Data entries
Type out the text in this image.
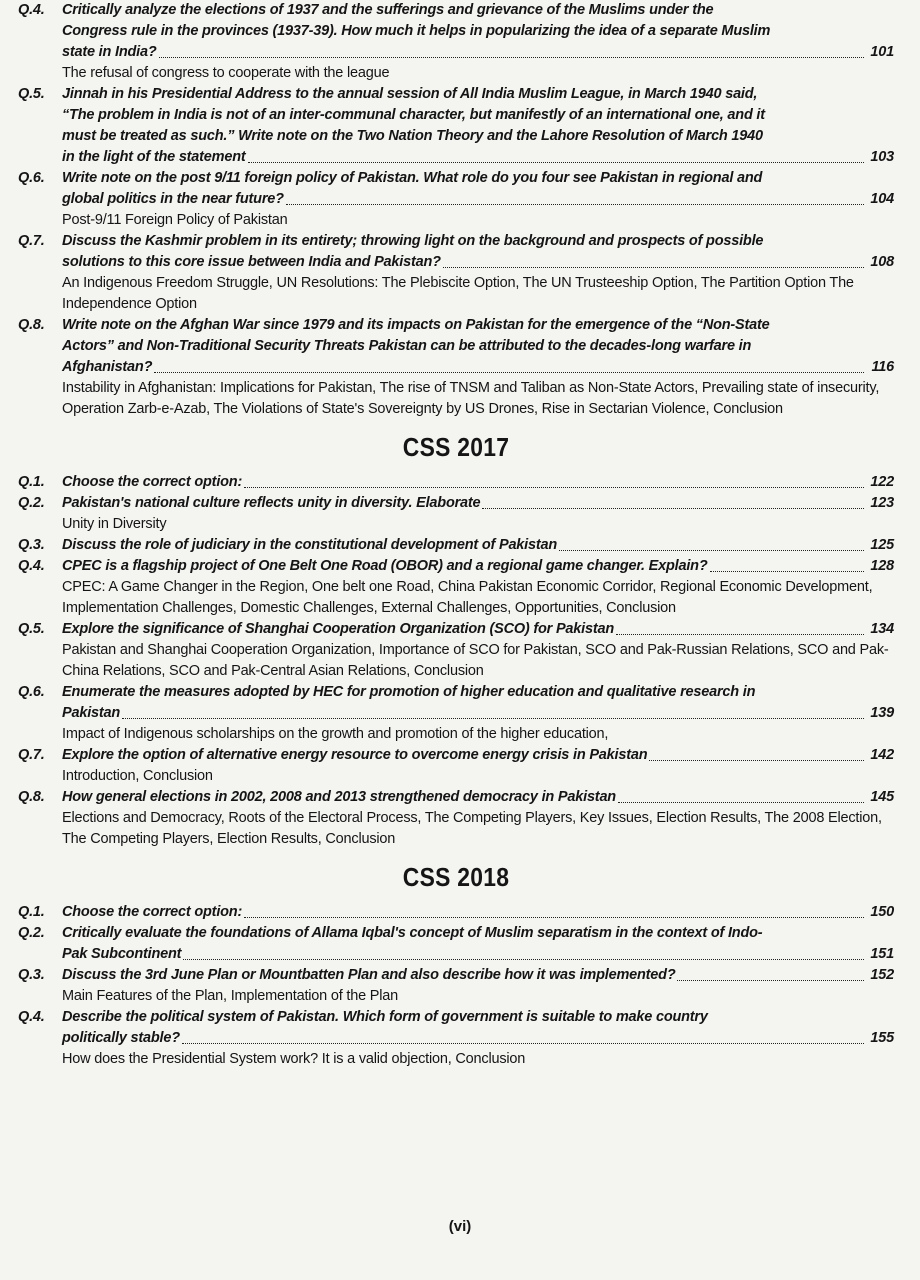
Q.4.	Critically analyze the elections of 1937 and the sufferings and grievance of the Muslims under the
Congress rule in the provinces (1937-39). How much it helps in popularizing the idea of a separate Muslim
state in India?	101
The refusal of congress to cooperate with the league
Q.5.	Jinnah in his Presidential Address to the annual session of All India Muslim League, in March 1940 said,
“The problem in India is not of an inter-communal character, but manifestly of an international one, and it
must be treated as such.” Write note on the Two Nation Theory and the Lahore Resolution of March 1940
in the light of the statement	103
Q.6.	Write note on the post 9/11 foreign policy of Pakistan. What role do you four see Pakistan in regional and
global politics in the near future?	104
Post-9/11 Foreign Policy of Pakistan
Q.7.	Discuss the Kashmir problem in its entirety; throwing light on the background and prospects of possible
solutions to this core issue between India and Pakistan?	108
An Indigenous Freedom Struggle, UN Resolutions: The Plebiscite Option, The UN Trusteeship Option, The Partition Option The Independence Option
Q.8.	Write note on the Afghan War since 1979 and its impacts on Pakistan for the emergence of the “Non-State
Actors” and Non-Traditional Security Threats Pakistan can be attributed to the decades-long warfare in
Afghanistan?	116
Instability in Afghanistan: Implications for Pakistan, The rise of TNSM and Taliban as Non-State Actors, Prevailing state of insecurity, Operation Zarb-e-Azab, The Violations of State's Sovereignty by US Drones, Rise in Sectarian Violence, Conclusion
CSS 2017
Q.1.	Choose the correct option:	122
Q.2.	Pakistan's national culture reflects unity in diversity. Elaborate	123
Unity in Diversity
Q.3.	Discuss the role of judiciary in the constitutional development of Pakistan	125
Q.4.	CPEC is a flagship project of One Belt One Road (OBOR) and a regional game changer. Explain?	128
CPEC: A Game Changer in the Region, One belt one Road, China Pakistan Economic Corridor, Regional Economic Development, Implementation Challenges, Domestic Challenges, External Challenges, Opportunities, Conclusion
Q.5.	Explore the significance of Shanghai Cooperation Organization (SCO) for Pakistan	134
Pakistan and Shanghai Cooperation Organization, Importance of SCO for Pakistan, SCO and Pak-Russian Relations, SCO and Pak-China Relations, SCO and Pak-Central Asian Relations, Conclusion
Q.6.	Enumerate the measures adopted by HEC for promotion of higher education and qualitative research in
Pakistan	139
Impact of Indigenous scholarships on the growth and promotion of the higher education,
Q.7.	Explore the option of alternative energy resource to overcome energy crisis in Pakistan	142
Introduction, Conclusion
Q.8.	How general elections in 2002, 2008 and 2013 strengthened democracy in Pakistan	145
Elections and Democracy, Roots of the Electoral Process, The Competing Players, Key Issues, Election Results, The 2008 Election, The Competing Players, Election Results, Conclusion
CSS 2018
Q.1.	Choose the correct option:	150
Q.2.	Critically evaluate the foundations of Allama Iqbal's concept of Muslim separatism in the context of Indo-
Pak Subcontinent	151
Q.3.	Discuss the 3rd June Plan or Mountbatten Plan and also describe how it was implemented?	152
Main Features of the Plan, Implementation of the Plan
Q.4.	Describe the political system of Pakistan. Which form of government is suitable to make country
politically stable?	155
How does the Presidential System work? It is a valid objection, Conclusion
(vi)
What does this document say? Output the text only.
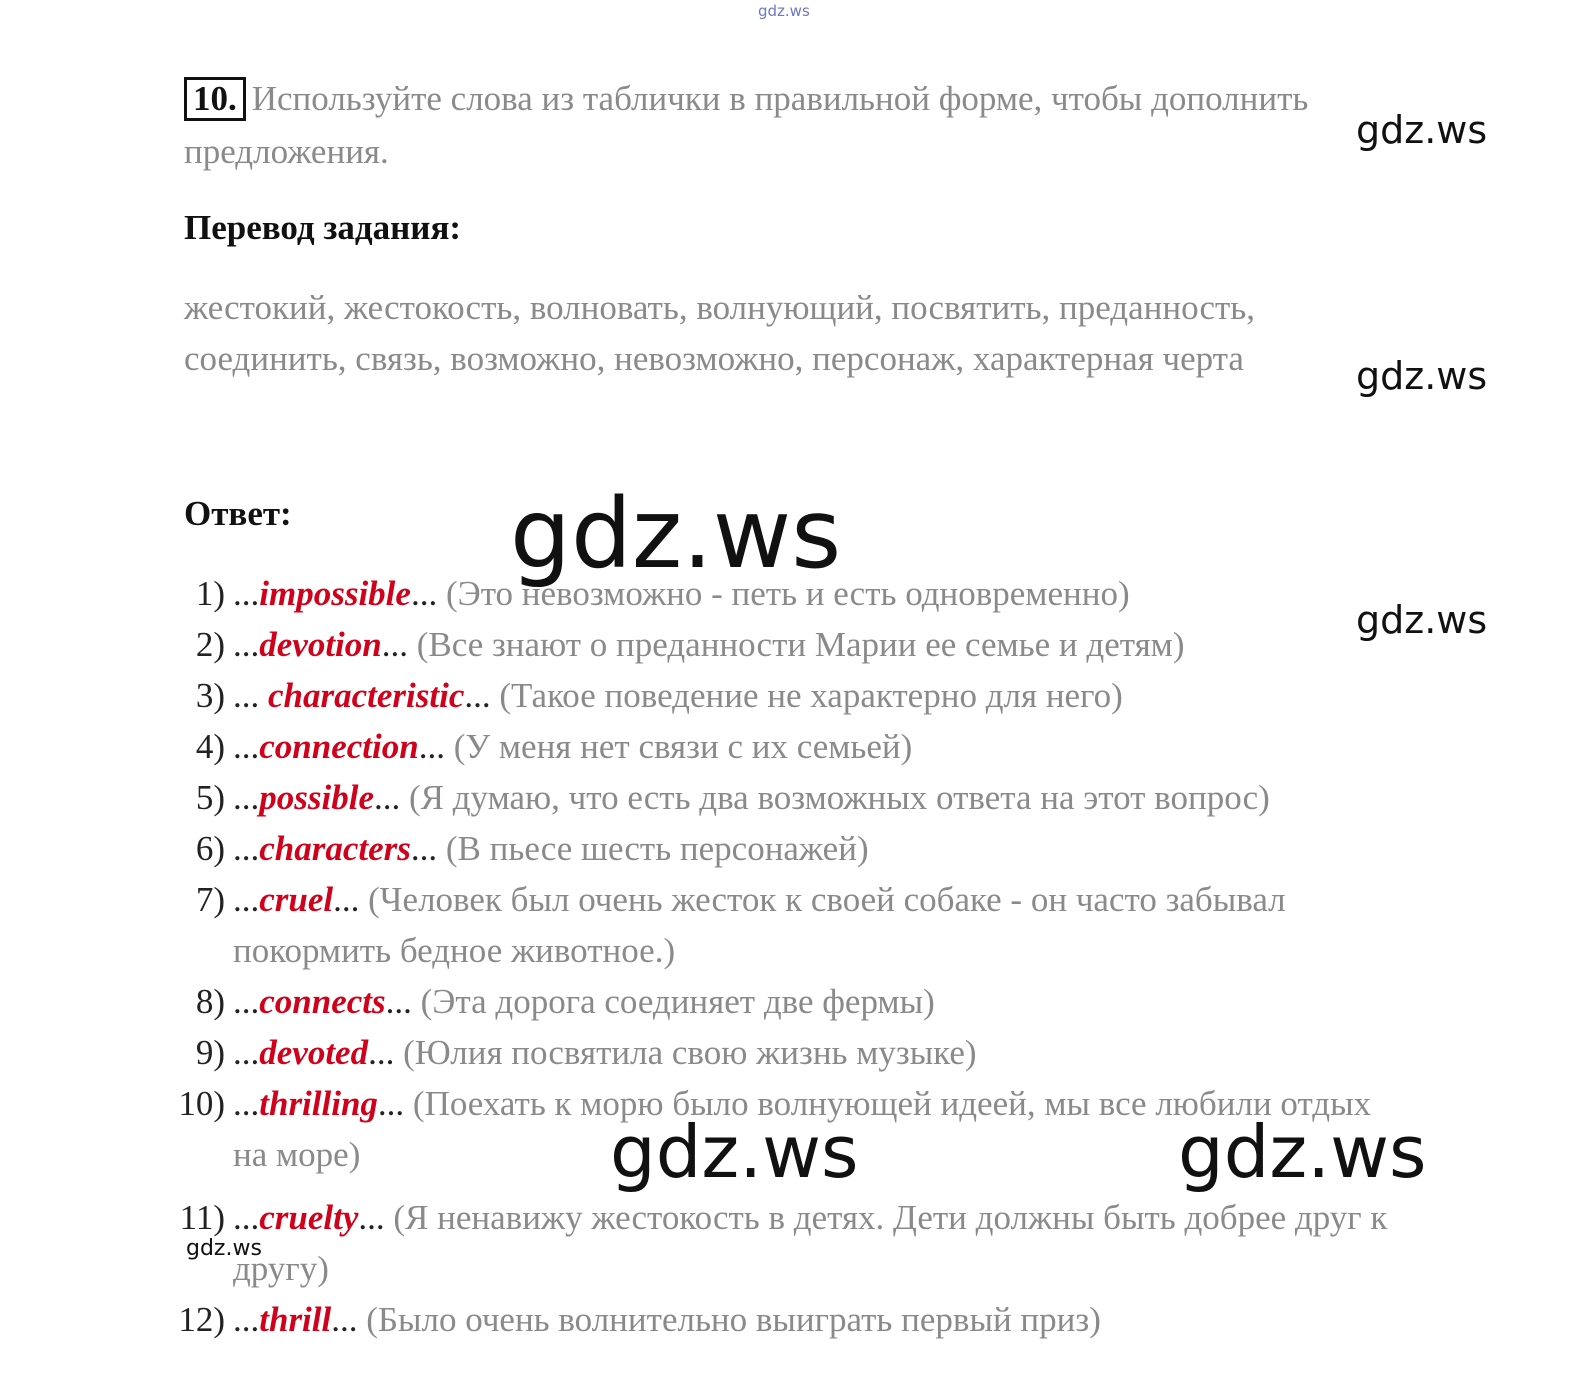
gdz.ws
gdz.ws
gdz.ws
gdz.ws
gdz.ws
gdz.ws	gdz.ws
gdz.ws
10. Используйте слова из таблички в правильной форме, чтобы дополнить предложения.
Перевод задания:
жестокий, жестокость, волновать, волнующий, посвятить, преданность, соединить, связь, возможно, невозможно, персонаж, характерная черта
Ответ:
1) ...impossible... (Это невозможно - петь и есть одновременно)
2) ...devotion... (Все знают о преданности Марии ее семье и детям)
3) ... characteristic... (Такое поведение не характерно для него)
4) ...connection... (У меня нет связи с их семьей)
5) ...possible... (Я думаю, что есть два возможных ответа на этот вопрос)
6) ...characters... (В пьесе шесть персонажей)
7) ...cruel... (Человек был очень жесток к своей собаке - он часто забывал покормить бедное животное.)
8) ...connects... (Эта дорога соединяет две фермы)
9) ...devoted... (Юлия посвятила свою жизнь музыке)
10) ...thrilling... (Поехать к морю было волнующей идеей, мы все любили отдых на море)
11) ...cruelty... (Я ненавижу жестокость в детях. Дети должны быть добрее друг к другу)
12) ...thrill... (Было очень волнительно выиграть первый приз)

Aim of the exercise
List the lines that contain the word "education".

The result
Q.6.	Enumerate the measures adopted by HEC for promotion of higher education and qualitative research in
Impact of Indigenous scholarships on the growth and promotion of the higher education,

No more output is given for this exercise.